The output has to be the full set of records, reproduced exactly, minus any picture.

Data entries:
▬▬▬▬▬▬
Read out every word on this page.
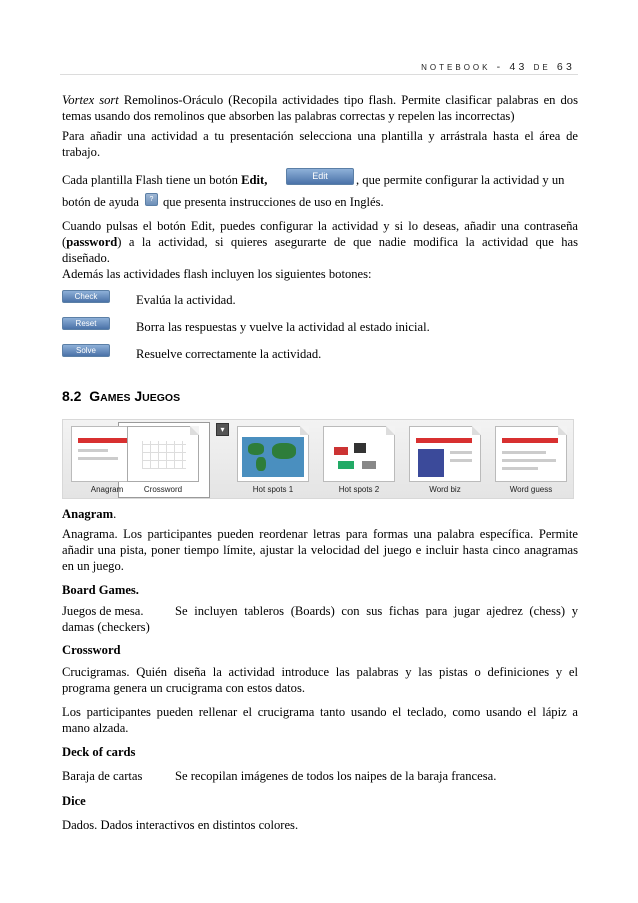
NOTEBOOK - 43 DE 63

Vortex sort Remolinos-Oráculo (Recopila actividades tipo flash. Permite clasificar palabras en dos
temas usando dos remolinos que absorben las palabras correctas y repelen las incorrectas)

Para añadir una actividad a tu presentación selecciona una plantilla y arrástrala hasta el área de
trabajo.

Cada plantilla Flash tiene un botón Edit,	Edit	, que permite configurar la actividad y un

botón de ayuda	? que presenta instrucciones de uso en Inglés.

Cuando pulsas el botón Edit, puedes configurar la actividad y si lo deseas, añadir una contraseña
(password) a la actividad, si quieres asegurarte de que nadie modifica la actividad que has
diseñado.
Además las actividades flash incluyen los siguientes botones:

Check	Evalúa la actividad.

Reset	Borra las respuestas y vuelve la actividad al estado inicial.

Solve	Resuelve correctamente la actividad.

8.2 GAMES JUEGOS
▾
Anagram	Crossword	Hot spots 1	Hot spots 2	Word biz	Word guess

Anagram.

Anagrama. Los participantes pueden reordenar letras para formas una palabra específica. Permite
añadir una pista, poner tiempo límite, ajustar la velocidad del juego e incluir hasta cinco anagramas
en un juego.

Board Games.

Juegos de mesa.	Se incluyen tableros (Boards) con sus fichas para jugar ajedrez (chess) y

damas (checkers)

Crossword

Crucigramas. Quién diseña la actividad introduce las palabras y las pistas o definiciones y el
programa genera un crucigrama con estos datos.

Los participantes pueden rellenar el crucigrama tanto usando el teclado, como usando el lápiz a
mano alzada.

Deck of cards

Baraja de cartas	Se recopilan imágenes de todos los naipes de la baraja francesa.

Dice

Dados. Dados interactivos en distintos colores.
▬▬▬▬▬▬
*Written answer*
Read out every word on this page.
NOTEBOOK - 43 DE 63

Vortex sort Remolinos-Oráculo (Recopila actividades tipo flash. Permite clasificar palabras en dos
temas usando dos remolinos que absorben las palabras correctas y repelen las incorrectas)

Para añadir una actividad a tu presentación selecciona una plantilla y arrástrala hasta el área de
trabajo.

Cada plantilla Flash tiene un botón Edit,	Edit	, que permite configurar la actividad y un

botón de ayuda	? que presenta instrucciones de uso en Inglés.

Cuando pulsas el botón Edit, puedes configurar la actividad y si lo deseas, añadir una contraseña
(password) a la actividad, si quieres asegurarte de que nadie modifica la actividad que has
diseñado.
Además las actividades flash incluyen los siguientes botones:

Check	Evalúa la actividad.

Reset	Borra las respuestas y vuelve la actividad al estado inicial.

Solve	Resuelve correctamente la actividad.

8.2 GAMES JUEGOS
▾
Anagram	Crossword	Hot spots 1	Hot spots 2	Word biz	Word guess

Anagram.

Anagrama. Los participantes pueden reordenar letras para formas una palabra específica. Permite
añadir una pista, poner tiempo límite, ajustar la velocidad del juego e incluir hasta cinco anagramas
en un juego.

Board Games.

Juegos de mesa.	Se incluyen tableros (Boards) con sus fichas para jugar ajedrez (chess) y

damas (checkers)

Crossword

Crucigramas. Quién diseña la actividad introduce las palabras y las pistas o definiciones y el
programa genera un crucigrama con estos datos.

Los participantes pueden rellenar el crucigrama tanto usando el teclado, como usando el lápiz a
mano alzada.

Deck of cards

Baraja de cartas	Se recopilan imágenes de todos los naipes de la baraja francesa.

Dice

Dados. Dados interactivos en distintos colores.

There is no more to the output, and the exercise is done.